What the task asks
Every line of the material below should be repeated exactly.

.....

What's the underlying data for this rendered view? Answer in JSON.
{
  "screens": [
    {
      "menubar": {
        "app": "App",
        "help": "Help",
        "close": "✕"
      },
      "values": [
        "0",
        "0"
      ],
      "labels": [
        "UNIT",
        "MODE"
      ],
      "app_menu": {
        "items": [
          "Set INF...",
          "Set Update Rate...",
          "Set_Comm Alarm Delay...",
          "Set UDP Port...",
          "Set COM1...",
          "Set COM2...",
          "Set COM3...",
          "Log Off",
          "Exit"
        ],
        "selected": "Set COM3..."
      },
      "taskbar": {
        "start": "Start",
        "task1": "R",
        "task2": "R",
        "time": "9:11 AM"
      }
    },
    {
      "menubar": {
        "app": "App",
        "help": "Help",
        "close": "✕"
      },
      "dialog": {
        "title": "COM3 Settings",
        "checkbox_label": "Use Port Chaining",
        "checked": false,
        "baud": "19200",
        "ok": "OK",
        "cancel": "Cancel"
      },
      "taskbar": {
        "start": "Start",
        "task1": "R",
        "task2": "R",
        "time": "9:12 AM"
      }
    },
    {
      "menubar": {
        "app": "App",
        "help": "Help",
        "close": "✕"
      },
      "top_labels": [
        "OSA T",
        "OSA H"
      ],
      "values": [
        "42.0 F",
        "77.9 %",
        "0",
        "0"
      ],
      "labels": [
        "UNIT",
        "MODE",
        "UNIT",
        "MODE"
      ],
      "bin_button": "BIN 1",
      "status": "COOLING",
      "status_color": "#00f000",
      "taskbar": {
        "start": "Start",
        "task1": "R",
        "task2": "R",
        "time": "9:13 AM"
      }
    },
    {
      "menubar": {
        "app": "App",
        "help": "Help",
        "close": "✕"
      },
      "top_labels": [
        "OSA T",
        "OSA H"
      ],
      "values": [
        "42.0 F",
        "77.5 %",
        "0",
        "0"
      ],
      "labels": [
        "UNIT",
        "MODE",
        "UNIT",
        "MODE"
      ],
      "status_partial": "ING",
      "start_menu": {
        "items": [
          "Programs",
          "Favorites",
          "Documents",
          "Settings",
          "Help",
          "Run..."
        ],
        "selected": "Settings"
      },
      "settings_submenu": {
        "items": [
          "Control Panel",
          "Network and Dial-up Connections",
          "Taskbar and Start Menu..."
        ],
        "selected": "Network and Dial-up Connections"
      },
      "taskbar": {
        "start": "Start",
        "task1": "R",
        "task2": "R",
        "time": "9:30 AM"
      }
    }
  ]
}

.....

Solution
What's the underlying data for this rendered view? Answer in JSON.
{
  "screens": [
    {
      "menubar": {
        "app": "App",
        "help": "Help",
        "close": "✕"
      },
      "values": [
        "0",
        "0"
      ],
      "labels": [
        "UNIT",
        "MODE"
      ],
      "app_menu": {
        "items": [
          "Set INF...",
          "Set Update Rate...",
          "Set_Comm Alarm Delay...",
          "Set UDP Port...",
          "Set COM1...",
          "Set COM2...",
          "Set COM3...",
          "Log Off",
          "Exit"
        ],
        "selected": "Set COM3..."
      },
      "taskbar": {
        "start": "Start",
        "task1": "R",
        "task2": "R",
        "time": "9:11 AM"
      }
    },
    {
      "menubar": {
        "app": "App",
        "help": "Help",
        "close": "✕"
      },
      "dialog": {
        "title": "COM3 Settings",
        "checkbox_label": "Use Port Chaining",
        "checked": false,
        "baud": "19200",
        "ok": "OK",
        "cancel": "Cancel"
      },
      "taskbar": {
        "start": "Start",
        "task1": "R",
        "task2": "R",
        "time": "9:12 AM"
      }
    },
    {
      "menubar": {
        "app": "App",
        "help": "Help",
        "close": "✕"
      },
      "top_labels": [
        "OSA T",
        "OSA H"
      ],
      "values": [
        "42.0 F",
        "77.9 %",
        "0",
        "0"
      ],
      "labels": [
        "UNIT",
        "MODE",
        "UNIT",
        "MODE"
      ],
      "bin_button": "BIN 1",
      "status": "COOLING",
      "status_color": "#00f000",
      "taskbar": {
        "start": "Start",
        "task1": "R",
        "task2": "R",
        "time": "9:13 AM"
      }
    },
    {
      "menubar": {
        "app": "App",
        "help": "Help",
        "close": "✕"
      },
      "top_labels": [
        "OSA T",
        "OSA H"
      ],
      "values": [
        "42.0 F",
        "77.5 %",
        "0",
        "0"
      ],
      "labels": [
        "UNIT",
        "MODE",
        "UNIT",
        "MODE"
      ],
      "status_partial": "ING",
      "start_menu": {
        "items": [
          "Programs",
          "Favorites",
          "Documents",
          "Settings",
          "Help",
          "Run..."
        ],
        "selected": "Settings"
      },
      "settings_submenu": {
        "items": [
          "Control Panel",
          "Network and Dial-up Connections",
          "Taskbar and Start Menu..."
        ],
        "selected": "Network and Dial-up Connections"
      },
      "taskbar": {
        "start": "Start",
        "task1": "R",
        "task2": "R",
        "time": "9:30 AM"
      }
    }
  ]
}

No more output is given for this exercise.